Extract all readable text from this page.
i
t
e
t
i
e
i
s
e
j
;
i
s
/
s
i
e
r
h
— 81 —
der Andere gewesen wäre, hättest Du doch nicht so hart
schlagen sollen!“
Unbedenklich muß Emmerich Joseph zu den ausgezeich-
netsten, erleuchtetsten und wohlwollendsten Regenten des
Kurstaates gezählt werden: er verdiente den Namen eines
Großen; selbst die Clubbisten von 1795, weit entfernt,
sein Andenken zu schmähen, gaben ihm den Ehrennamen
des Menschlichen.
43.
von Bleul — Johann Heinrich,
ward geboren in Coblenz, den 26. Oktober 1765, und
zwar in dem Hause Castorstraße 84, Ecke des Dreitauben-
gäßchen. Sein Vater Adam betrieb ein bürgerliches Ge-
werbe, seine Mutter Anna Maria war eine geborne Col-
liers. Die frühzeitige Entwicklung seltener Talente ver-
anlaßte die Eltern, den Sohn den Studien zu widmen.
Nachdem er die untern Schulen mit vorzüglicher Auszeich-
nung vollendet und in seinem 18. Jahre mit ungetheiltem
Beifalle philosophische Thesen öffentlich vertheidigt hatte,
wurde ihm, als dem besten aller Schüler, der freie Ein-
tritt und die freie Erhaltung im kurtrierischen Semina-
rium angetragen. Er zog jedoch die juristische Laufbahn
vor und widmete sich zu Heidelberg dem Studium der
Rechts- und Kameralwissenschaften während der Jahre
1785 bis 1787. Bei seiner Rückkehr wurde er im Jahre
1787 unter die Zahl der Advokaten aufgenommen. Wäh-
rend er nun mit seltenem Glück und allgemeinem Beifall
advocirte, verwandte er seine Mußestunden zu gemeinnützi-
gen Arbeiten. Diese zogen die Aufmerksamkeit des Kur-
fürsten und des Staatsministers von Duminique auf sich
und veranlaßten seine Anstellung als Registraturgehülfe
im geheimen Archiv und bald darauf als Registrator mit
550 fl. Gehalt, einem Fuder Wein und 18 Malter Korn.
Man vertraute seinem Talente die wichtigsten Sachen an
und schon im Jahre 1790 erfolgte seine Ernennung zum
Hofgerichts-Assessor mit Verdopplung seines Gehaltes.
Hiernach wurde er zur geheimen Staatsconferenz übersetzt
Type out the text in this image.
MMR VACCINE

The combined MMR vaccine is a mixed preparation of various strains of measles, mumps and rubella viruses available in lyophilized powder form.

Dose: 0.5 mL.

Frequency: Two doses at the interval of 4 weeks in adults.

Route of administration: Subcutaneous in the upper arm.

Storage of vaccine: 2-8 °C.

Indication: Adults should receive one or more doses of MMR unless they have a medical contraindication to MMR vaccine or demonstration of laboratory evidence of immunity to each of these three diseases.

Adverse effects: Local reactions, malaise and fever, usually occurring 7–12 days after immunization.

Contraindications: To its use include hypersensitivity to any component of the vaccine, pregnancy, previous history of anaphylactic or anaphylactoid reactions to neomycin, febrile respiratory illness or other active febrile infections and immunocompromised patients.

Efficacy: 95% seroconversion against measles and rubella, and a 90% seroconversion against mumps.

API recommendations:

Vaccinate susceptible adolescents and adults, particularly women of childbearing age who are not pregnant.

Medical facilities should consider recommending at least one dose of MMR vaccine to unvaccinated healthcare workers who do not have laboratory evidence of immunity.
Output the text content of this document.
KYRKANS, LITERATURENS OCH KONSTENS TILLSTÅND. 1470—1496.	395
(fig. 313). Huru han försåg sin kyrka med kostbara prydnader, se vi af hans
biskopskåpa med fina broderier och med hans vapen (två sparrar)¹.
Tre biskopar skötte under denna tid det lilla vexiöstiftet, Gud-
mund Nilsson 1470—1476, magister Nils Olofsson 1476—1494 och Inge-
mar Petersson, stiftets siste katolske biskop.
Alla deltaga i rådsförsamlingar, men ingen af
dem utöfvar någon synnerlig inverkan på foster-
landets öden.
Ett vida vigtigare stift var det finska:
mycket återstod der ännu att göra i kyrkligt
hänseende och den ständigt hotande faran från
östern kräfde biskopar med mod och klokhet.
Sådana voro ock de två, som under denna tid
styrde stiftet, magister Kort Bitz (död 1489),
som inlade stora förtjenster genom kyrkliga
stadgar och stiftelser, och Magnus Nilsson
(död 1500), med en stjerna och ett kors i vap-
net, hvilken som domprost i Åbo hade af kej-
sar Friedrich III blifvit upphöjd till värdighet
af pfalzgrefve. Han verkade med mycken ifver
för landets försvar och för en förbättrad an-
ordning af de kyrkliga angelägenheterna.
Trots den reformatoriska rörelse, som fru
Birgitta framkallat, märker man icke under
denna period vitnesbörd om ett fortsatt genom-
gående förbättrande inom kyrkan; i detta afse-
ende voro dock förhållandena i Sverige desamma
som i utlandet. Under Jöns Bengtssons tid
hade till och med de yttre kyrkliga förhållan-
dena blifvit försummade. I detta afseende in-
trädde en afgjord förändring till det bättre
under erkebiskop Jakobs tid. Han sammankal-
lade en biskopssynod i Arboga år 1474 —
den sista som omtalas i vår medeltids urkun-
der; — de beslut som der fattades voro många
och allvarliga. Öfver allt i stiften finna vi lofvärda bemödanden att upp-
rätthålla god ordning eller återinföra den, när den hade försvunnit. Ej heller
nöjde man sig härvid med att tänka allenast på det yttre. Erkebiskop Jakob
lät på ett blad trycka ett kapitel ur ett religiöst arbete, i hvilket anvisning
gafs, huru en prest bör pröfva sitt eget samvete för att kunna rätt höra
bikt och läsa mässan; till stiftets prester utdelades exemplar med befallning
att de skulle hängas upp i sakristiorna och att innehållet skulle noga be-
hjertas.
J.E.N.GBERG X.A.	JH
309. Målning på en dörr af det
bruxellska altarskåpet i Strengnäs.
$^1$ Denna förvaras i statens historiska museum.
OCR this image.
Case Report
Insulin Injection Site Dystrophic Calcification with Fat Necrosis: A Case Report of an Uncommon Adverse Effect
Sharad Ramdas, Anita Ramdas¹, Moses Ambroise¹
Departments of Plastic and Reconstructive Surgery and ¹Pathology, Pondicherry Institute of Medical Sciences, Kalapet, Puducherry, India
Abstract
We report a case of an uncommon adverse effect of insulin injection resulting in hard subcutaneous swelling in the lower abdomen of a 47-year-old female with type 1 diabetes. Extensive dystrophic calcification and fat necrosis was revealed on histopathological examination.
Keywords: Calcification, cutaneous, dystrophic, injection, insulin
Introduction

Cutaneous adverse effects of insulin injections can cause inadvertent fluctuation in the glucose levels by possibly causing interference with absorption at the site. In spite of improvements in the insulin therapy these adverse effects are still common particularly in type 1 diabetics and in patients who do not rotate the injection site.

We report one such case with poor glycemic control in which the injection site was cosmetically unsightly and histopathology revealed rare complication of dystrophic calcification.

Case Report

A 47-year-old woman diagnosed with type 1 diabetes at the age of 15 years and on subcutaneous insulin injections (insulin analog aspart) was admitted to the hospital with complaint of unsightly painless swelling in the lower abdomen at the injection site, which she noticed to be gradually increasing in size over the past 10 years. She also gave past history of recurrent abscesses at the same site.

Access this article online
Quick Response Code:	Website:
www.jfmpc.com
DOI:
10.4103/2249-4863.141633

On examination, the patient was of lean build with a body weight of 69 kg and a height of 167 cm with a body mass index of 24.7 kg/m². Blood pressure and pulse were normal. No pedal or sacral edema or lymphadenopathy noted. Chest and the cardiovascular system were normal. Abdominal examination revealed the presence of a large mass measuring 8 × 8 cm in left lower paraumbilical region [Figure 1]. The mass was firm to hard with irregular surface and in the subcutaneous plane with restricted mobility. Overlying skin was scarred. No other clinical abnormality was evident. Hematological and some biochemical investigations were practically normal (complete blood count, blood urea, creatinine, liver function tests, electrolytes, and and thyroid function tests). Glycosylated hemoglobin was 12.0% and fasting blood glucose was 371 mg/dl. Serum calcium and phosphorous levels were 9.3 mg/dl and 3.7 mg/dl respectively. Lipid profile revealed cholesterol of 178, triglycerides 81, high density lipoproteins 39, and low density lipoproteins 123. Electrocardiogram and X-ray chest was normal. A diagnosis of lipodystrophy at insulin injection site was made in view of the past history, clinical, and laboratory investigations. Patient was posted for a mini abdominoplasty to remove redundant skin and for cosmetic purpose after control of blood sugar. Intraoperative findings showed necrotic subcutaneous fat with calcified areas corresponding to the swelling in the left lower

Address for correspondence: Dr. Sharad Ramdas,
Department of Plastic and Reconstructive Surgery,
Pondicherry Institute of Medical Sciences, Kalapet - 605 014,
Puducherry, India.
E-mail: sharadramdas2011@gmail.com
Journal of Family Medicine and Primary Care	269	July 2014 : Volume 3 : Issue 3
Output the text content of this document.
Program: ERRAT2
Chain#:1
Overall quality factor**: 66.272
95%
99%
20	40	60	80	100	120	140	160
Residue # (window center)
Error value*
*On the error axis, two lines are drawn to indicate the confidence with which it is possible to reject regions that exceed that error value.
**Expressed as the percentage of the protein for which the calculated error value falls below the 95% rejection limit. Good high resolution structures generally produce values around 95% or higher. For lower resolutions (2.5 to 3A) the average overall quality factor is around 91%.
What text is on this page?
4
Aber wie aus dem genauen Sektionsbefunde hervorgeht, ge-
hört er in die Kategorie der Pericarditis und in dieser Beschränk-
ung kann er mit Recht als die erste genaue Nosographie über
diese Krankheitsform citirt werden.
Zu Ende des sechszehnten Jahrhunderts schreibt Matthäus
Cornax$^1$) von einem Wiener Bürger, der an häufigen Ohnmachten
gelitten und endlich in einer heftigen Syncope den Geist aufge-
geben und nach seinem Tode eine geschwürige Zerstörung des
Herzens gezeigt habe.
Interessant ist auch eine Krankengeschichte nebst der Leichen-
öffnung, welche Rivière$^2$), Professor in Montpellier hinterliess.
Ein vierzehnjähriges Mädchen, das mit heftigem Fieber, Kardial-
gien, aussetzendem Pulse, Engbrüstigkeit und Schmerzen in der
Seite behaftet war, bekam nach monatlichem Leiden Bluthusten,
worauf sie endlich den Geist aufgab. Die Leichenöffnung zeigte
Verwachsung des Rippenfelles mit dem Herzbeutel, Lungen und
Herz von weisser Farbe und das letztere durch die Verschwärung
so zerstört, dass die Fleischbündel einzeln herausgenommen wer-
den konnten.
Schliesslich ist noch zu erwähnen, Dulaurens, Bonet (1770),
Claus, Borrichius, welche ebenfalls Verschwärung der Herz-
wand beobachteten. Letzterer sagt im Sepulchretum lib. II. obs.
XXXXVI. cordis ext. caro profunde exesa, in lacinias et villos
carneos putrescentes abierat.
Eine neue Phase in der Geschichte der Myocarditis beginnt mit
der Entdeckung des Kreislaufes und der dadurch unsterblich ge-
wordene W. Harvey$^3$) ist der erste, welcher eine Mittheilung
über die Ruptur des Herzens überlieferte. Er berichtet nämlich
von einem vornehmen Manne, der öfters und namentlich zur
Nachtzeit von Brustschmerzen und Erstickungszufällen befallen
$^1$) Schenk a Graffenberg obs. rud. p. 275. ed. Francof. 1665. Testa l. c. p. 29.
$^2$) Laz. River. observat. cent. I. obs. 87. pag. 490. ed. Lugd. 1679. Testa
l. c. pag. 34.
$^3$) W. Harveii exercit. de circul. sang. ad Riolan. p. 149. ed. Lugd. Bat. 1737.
· · ·
▶ [Action item]: Read through the entries, then copy every line where the string "Plastic" is found.

▶ [Result of the task]:
Departments of Plastic and Reconstructive Surgery and ¹Pathology, Pondicherry Institute of Medical Sciences, Kalapet, Puducherry, India
Department of Plastic and Reconstructive Surgery,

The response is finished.